(What you have to do): Pick out the lines below that contain the string "Merge" and copy them all.
--- Start ---
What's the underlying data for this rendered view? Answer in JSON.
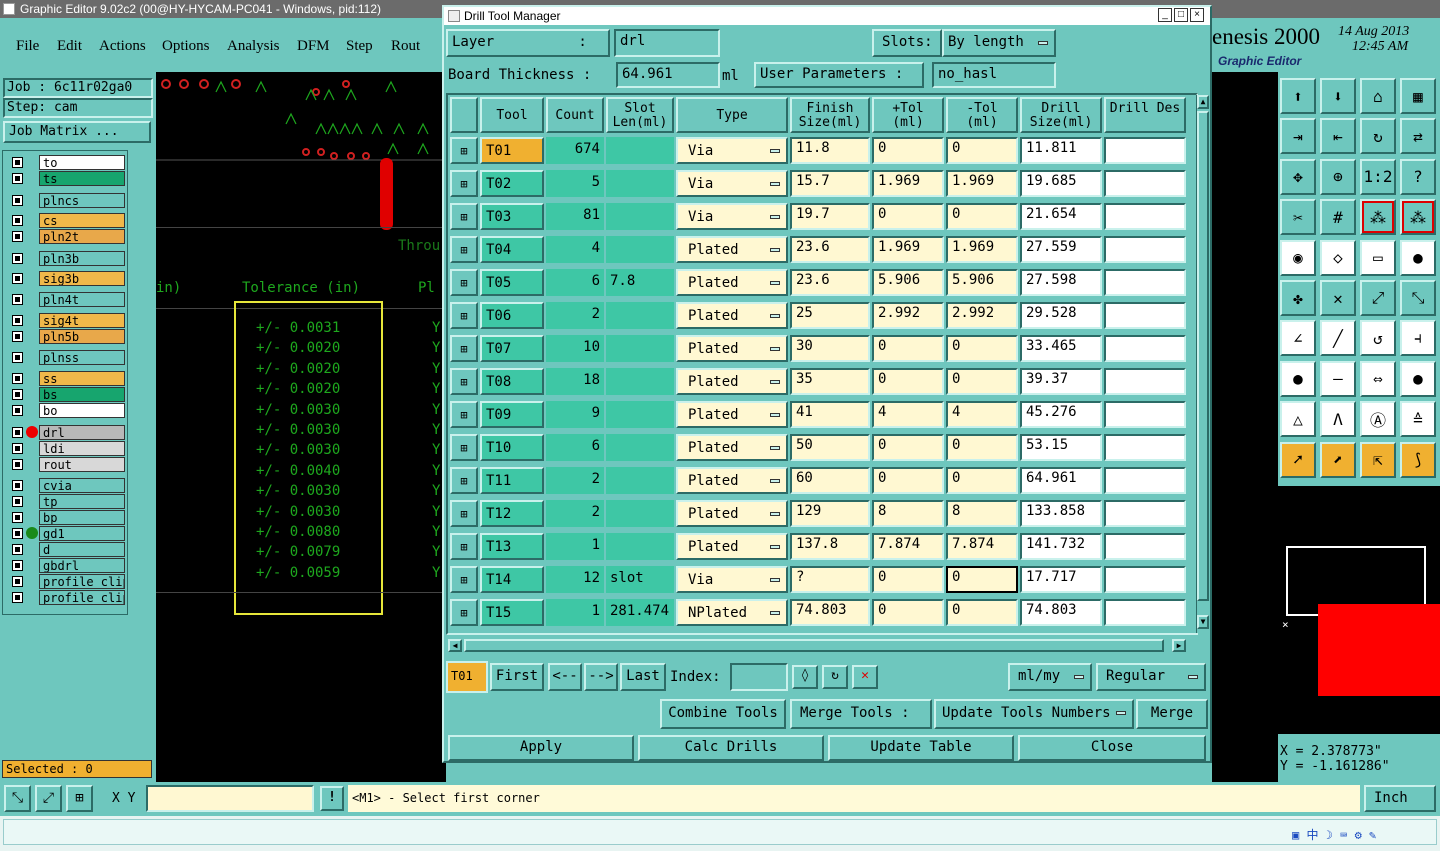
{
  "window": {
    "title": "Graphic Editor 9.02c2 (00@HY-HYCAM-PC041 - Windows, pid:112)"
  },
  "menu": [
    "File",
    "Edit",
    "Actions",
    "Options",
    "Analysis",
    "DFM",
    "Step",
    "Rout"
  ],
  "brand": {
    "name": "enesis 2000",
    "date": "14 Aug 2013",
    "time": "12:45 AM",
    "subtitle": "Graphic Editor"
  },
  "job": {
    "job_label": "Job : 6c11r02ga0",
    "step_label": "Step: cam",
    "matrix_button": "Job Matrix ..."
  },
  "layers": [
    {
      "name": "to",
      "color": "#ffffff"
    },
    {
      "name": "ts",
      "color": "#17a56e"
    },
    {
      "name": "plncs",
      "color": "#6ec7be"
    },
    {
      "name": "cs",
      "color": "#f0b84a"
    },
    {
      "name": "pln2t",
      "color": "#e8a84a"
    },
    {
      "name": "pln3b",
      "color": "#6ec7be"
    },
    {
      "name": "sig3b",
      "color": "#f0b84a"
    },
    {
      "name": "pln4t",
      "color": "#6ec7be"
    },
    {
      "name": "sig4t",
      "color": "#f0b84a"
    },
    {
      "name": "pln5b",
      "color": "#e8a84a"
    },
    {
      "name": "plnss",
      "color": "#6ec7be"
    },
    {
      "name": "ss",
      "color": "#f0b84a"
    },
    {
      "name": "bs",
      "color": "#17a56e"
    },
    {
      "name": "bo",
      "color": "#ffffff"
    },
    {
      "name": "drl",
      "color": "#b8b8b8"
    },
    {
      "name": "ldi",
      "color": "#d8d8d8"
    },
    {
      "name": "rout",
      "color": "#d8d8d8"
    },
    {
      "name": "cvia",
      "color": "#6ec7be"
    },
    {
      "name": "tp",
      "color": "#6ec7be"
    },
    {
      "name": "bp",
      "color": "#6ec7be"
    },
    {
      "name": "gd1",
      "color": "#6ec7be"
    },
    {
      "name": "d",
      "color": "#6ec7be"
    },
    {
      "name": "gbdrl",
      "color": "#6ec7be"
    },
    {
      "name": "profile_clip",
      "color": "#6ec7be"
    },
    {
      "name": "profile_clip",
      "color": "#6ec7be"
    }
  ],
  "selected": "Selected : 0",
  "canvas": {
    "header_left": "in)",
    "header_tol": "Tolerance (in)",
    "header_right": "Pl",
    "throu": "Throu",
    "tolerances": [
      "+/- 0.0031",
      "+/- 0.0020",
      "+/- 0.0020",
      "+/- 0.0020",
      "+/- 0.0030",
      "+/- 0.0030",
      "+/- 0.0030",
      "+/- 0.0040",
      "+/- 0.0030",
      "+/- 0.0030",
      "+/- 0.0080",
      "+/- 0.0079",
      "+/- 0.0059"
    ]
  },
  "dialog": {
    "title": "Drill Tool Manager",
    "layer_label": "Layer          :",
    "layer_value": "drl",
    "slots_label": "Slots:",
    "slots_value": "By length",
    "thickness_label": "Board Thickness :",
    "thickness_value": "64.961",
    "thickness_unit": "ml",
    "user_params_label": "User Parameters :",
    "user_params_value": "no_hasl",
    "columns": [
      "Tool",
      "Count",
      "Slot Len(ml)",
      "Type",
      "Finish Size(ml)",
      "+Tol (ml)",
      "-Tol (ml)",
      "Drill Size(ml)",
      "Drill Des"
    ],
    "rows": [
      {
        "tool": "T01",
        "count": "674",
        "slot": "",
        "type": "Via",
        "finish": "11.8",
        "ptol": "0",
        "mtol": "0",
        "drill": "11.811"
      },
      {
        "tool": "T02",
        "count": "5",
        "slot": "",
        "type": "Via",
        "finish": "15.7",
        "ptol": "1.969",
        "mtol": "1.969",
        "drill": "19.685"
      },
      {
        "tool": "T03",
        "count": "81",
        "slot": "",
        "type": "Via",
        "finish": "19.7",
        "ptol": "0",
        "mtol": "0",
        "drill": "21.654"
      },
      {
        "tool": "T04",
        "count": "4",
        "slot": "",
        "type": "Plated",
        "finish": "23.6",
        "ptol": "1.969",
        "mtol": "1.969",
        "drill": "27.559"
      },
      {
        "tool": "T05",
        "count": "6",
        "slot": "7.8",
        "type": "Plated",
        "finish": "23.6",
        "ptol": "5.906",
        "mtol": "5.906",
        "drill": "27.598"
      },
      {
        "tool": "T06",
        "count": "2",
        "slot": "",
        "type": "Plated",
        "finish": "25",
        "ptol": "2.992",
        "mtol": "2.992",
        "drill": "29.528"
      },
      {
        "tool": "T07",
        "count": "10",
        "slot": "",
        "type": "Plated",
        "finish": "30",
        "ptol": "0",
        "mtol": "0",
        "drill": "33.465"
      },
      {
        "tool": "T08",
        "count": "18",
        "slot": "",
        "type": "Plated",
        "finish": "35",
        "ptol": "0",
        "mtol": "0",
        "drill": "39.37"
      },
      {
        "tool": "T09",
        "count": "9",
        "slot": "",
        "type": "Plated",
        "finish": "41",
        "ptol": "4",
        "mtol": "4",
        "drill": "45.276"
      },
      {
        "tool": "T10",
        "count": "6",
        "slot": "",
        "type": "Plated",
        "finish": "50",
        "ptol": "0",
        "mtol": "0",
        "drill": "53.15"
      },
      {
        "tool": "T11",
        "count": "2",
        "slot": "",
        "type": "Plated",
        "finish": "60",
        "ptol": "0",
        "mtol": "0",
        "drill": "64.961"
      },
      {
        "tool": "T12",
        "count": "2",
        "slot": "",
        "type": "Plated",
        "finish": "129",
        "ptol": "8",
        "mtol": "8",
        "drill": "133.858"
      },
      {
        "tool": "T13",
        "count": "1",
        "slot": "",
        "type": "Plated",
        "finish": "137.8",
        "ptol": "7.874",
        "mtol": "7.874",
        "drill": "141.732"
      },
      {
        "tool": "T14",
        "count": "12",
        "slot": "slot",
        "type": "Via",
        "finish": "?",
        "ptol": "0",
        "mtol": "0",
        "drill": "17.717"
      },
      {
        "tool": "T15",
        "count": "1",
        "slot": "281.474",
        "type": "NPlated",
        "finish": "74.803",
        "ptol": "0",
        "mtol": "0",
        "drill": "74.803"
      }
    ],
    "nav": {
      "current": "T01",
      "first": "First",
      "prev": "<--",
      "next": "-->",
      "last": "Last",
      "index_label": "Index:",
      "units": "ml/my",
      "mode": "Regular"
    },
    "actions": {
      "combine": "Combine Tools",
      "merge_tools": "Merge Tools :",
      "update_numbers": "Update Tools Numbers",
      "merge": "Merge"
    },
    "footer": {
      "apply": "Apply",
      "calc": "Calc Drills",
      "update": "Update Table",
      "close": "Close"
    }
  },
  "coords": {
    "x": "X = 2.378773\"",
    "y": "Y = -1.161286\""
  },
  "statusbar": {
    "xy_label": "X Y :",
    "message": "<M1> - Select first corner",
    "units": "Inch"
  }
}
--- End ---
(Answer for this exercise):
      "merge_tools": "Merge Tools :",
      "merge": "Merge"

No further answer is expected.